** Problem to solve **
Print out the entries below with no edits.

** Records provided **
++++++++

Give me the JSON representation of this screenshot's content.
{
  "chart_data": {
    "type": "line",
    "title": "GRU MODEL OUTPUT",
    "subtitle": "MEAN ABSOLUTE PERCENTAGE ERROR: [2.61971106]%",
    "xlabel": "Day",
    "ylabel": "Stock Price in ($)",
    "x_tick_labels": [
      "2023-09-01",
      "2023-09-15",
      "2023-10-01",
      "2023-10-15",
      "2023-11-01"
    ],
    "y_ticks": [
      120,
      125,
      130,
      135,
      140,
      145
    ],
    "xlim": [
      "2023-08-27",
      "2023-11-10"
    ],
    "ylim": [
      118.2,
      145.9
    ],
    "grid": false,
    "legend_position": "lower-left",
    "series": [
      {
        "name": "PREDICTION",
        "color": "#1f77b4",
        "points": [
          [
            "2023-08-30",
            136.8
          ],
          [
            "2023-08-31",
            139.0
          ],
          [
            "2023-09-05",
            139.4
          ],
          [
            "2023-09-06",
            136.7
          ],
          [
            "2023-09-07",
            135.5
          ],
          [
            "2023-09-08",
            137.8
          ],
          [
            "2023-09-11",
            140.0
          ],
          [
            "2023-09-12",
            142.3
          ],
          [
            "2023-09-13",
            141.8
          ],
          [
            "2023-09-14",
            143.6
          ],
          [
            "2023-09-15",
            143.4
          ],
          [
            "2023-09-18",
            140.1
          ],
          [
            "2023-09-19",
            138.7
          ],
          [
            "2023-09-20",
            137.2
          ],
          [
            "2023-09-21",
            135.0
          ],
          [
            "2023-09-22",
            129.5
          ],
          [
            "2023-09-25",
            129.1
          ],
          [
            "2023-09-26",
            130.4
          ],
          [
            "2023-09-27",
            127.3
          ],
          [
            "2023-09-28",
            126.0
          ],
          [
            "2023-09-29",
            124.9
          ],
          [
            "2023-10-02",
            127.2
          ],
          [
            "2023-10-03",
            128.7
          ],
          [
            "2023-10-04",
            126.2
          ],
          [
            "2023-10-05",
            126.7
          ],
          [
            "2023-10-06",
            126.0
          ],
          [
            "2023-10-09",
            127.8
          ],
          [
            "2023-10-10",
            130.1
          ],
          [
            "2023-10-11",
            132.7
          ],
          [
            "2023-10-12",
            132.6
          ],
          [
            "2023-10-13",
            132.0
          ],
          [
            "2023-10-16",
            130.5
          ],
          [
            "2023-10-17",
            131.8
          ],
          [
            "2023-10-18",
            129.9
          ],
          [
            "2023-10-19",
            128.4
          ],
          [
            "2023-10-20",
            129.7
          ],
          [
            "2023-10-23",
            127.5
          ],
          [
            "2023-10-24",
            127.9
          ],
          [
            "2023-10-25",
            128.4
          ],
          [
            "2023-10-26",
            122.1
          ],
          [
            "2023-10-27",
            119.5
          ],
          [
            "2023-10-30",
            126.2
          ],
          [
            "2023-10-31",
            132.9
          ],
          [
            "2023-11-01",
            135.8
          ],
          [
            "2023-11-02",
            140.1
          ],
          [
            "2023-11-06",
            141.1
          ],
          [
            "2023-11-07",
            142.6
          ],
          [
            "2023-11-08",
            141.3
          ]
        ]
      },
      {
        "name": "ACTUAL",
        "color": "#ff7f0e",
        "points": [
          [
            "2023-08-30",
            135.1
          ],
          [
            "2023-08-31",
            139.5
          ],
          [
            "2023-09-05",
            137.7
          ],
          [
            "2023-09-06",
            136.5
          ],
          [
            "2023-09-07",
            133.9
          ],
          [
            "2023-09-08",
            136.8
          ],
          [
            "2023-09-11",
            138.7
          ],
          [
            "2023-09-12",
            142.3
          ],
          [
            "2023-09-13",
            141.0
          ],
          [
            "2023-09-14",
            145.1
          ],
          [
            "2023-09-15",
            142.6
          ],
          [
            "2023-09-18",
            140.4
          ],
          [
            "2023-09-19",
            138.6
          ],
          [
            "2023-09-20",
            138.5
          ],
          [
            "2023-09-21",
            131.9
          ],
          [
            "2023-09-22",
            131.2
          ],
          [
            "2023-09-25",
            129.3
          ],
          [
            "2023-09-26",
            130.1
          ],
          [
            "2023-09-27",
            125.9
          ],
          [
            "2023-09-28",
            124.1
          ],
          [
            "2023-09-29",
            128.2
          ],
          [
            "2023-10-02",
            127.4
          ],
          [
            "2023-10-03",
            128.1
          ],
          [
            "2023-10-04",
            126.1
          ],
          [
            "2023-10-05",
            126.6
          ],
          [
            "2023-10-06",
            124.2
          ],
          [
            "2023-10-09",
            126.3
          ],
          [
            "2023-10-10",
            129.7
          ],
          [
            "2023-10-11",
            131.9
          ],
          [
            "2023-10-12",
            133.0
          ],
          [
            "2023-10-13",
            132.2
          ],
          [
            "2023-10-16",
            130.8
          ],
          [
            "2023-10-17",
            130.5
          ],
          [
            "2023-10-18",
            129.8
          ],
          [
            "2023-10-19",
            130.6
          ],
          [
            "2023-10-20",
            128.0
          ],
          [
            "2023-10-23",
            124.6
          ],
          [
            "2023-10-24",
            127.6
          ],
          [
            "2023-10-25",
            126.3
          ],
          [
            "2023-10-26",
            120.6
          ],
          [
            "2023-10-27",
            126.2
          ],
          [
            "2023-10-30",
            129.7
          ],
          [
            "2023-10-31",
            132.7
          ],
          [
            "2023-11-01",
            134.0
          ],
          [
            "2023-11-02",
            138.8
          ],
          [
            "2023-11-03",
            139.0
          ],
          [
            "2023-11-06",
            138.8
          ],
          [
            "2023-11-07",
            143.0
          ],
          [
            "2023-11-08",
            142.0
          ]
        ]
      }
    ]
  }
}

++++++++

** The output **
Give me the JSON representation of this screenshot's content.
{
  "chart_data": {
    "type": "line",
    "title": "GRU MODEL OUTPUT",
    "subtitle": "MEAN ABSOLUTE PERCENTAGE ERROR: [2.61971106]%",
    "xlabel": "Day",
    "ylabel": "Stock Price in ($)",
    "x_tick_labels": [
      "2023-09-01",
      "2023-09-15",
      "2023-10-01",
      "2023-10-15",
      "2023-11-01"
    ],
    "y_ticks": [
      120,
      125,
      130,
      135,
      140,
      145
    ],
    "xlim": [
      "2023-08-27",
      "2023-11-10"
    ],
    "ylim": [
      118.2,
      145.9
    ],
    "grid": false,
    "legend_position": "lower-left",
    "series": [
      {
        "name": "PREDICTION",
        "color": "#1f77b4",
        "points": [
          [
            "2023-08-30",
            136.8
          ],
          [
            "2023-08-31",
            139.0
          ],
          [
            "2023-09-05",
            139.4
          ],
          [
            "2023-09-06",
            136.7
          ],
          [
            "2023-09-07",
            135.5
          ],
          [
            "2023-09-08",
            137.8
          ],
          [
            "2023-09-11",
            140.0
          ],
          [
            "2023-09-12",
            142.3
          ],
          [
            "2023-09-13",
            141.8
          ],
          [
            "2023-09-14",
            143.6
          ],
          [
            "2023-09-15",
            143.4
          ],
          [
            "2023-09-18",
            140.1
          ],
          [
            "2023-09-19",
            138.7
          ],
          [
            "2023-09-20",
            137.2
          ],
          [
            "2023-09-21",
            135.0
          ],
          [
            "2023-09-22",
            129.5
          ],
          [
            "2023-09-25",
            129.1
          ],
          [
            "2023-09-26",
            130.4
          ],
          [
            "2023-09-27",
            127.3
          ],
          [
            "2023-09-28",
            126.0
          ],
          [
            "2023-09-29",
            124.9
          ],
          [
            "2023-10-02",
            127.2
          ],
          [
            "2023-10-03",
            128.7
          ],
          [
            "2023-10-04",
            126.2
          ],
          [
            "2023-10-05",
            126.7
          ],
          [
            "2023-10-06",
            126.0
          ],
          [
            "2023-10-09",
            127.8
          ],
          [
            "2023-10-10",
            130.1
          ],
          [
            "2023-10-11",
            132.7
          ],
          [
            "2023-10-12",
            132.6
          ],
          [
            "2023-10-13",
            132.0
          ],
          [
            "2023-10-16",
            130.5
          ],
          [
            "2023-10-17",
            131.8
          ],
          [
            "2023-10-18",
            129.9
          ],
          [
            "2023-10-19",
            128.4
          ],
          [
            "2023-10-20",
            129.7
          ],
          [
            "2023-10-23",
            127.5
          ],
          [
            "2023-10-24",
            127.9
          ],
          [
            "2023-10-25",
            128.4
          ],
          [
            "2023-10-26",
            122.1
          ],
          [
            "2023-10-27",
            119.5
          ],
          [
            "2023-10-30",
            126.2
          ],
          [
            "2023-10-31",
            132.9
          ],
          [
            "2023-11-01",
            135.8
          ],
          [
            "2023-11-02",
            140.1
          ],
          [
            "2023-11-06",
            141.1
          ],
          [
            "2023-11-07",
            142.6
          ],
          [
            "2023-11-08",
            141.3
          ]
        ]
      },
      {
        "name": "ACTUAL",
        "color": "#ff7f0e",
        "points": [
          [
            "2023-08-30",
            135.1
          ],
          [
            "2023-08-31",
            139.5
          ],
          [
            "2023-09-05",
            137.7
          ],
          [
            "2023-09-06",
            136.5
          ],
          [
            "2023-09-07",
            133.9
          ],
          [
            "2023-09-08",
            136.8
          ],
          [
            "2023-09-11",
            138.7
          ],
          [
            "2023-09-12",
            142.3
          ],
          [
            "2023-09-13",
            141.0
          ],
          [
            "2023-09-14",
            145.1
          ],
          [
            "2023-09-15",
            142.6
          ],
          [
            "2023-09-18",
            140.4
          ],
          [
            "2023-09-19",
            138.6
          ],
          [
            "2023-09-20",
            138.5
          ],
          [
            "2023-09-21",
            131.9
          ],
          [
            "2023-09-22",
            131.2
          ],
          [
            "2023-09-25",
            129.3
          ],
          [
            "2023-09-26",
            130.1
          ],
          [
            "2023-09-27",
            125.9
          ],
          [
            "2023-09-28",
            124.1
          ],
          [
            "2023-09-29",
            128.2
          ],
          [
            "2023-10-02",
            127.4
          ],
          [
            "2023-10-03",
            128.1
          ],
          [
            "2023-10-04",
            126.1
          ],
          [
            "2023-10-05",
            126.6
          ],
          [
            "2023-10-06",
            124.2
          ],
          [
            "2023-10-09",
            126.3
          ],
          [
            "2023-10-10",
            129.7
          ],
          [
            "2023-10-11",
            131.9
          ],
          [
            "2023-10-12",
            133.0
          ],
          [
            "2023-10-13",
            132.2
          ],
          [
            "2023-10-16",
            130.8
          ],
          [
            "2023-10-17",
            130.5
          ],
          [
            "2023-10-18",
            129.8
          ],
          [
            "2023-10-19",
            130.6
          ],
          [
            "2023-10-20",
            128.0
          ],
          [
            "2023-10-23",
            124.6
          ],
          [
            "2023-10-24",
            127.6
          ],
          [
            "2023-10-25",
            126.3
          ],
          [
            "2023-10-26",
            120.6
          ],
          [
            "2023-10-27",
            126.2
          ],
          [
            "2023-10-30",
            129.7
          ],
          [
            "2023-10-31",
            132.7
          ],
          [
            "2023-11-01",
            134.0
          ],
          [
            "2023-11-02",
            138.8
          ],
          [
            "2023-11-03",
            139.0
          ],
          [
            "2023-11-06",
            138.8
          ],
          [
            "2023-11-07",
            143.0
          ],
          [
            "2023-11-08",
            142.0
          ]
        ]
      }
    ]
  }
}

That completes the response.